>>>>>

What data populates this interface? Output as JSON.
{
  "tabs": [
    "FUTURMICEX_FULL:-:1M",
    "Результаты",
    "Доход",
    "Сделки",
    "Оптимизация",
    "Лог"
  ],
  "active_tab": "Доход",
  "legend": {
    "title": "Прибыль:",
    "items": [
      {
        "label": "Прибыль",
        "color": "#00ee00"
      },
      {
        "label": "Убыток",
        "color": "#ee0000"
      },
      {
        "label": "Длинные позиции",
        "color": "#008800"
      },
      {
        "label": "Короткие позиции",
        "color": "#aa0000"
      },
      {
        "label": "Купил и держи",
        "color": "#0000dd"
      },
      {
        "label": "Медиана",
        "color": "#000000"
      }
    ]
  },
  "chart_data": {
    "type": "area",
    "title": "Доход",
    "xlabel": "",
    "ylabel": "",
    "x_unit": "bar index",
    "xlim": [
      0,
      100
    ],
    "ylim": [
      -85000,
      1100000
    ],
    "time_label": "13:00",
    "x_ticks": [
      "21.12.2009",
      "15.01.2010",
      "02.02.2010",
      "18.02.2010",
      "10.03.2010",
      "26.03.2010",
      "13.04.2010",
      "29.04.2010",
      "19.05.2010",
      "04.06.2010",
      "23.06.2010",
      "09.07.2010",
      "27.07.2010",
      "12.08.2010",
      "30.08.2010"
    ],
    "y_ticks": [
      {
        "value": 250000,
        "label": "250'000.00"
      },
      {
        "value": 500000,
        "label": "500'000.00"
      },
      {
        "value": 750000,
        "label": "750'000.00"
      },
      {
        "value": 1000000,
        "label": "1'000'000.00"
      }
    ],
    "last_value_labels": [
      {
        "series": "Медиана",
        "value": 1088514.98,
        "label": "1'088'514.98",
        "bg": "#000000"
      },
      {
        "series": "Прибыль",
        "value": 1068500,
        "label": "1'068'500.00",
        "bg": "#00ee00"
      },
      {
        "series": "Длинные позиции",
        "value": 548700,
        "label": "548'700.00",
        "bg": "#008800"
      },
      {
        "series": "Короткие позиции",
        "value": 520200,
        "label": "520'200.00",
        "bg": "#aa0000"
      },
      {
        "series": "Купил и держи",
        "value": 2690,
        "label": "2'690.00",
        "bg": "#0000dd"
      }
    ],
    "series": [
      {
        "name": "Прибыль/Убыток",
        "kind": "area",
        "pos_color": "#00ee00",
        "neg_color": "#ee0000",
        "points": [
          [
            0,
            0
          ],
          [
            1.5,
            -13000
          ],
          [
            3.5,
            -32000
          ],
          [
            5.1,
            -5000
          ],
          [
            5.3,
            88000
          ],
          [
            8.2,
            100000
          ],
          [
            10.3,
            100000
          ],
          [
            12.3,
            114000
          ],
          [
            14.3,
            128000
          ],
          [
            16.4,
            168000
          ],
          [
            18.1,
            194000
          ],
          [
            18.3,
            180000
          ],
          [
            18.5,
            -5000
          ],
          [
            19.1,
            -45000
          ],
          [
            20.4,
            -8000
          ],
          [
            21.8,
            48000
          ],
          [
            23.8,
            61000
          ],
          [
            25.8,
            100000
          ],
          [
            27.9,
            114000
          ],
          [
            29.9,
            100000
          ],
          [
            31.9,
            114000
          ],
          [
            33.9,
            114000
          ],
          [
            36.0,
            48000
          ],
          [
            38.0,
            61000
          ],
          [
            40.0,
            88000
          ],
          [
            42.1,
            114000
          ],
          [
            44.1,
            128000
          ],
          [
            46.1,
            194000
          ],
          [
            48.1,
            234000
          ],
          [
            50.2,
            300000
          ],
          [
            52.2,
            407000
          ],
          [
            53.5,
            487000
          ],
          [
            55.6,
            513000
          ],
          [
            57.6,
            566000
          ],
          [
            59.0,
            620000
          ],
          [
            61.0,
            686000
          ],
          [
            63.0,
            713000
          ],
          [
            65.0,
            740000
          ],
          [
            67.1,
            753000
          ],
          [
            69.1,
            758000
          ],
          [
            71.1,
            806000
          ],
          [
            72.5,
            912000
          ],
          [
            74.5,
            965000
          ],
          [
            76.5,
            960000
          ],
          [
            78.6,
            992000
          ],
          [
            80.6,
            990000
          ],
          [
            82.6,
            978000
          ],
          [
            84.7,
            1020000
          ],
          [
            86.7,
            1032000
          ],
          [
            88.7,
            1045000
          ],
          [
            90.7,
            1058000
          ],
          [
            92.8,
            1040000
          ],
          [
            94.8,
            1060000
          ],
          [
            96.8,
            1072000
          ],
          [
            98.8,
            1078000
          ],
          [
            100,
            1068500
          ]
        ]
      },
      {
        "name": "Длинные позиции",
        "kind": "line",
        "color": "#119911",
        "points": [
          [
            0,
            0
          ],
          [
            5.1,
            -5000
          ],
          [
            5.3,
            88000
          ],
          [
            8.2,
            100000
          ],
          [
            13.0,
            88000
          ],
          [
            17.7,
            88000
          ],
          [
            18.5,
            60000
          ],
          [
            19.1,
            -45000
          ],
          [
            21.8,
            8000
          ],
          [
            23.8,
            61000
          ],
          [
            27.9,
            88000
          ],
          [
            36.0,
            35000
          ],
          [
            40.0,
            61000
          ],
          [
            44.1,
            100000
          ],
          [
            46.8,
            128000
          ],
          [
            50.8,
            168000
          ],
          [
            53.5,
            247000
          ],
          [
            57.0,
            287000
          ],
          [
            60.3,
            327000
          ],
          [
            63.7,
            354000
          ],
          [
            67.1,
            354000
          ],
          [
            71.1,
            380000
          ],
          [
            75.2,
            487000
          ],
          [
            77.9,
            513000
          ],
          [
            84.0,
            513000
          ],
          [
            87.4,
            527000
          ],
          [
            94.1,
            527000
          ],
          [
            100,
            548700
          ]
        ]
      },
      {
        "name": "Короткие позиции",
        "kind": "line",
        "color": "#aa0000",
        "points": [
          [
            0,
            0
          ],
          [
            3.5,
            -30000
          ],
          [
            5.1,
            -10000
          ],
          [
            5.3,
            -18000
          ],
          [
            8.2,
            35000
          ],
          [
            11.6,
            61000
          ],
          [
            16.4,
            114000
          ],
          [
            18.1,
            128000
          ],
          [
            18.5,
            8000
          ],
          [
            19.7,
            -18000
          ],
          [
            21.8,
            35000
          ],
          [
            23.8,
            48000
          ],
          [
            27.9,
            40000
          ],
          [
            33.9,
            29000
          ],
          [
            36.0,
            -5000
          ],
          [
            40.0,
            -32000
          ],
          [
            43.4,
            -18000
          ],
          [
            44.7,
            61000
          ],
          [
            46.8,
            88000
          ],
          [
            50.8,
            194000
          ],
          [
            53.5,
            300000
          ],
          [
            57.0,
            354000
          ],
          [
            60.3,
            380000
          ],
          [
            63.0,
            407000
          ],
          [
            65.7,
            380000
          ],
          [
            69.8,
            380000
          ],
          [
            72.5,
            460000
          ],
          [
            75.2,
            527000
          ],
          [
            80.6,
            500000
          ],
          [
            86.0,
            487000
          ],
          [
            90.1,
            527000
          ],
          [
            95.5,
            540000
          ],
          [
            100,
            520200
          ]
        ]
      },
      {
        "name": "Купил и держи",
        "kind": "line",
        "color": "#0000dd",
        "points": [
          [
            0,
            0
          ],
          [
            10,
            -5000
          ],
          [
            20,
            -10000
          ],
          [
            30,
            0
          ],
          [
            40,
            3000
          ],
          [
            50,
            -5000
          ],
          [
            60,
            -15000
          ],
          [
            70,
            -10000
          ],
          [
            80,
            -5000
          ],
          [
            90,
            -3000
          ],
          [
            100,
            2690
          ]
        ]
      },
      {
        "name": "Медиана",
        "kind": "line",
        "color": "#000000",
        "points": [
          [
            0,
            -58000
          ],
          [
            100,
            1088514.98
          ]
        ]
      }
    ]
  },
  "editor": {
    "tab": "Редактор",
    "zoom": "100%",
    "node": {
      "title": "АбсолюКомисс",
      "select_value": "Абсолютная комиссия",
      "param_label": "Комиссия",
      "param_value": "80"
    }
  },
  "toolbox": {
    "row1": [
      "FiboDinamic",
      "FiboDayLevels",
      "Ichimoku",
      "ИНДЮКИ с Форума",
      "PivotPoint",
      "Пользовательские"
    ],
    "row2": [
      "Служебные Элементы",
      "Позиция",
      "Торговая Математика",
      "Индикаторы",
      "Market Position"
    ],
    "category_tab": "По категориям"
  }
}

<<<<<

- Goal
Say how many lines of the data include the word "Короткие". Respond with the number alone.

- Result for this exercise
3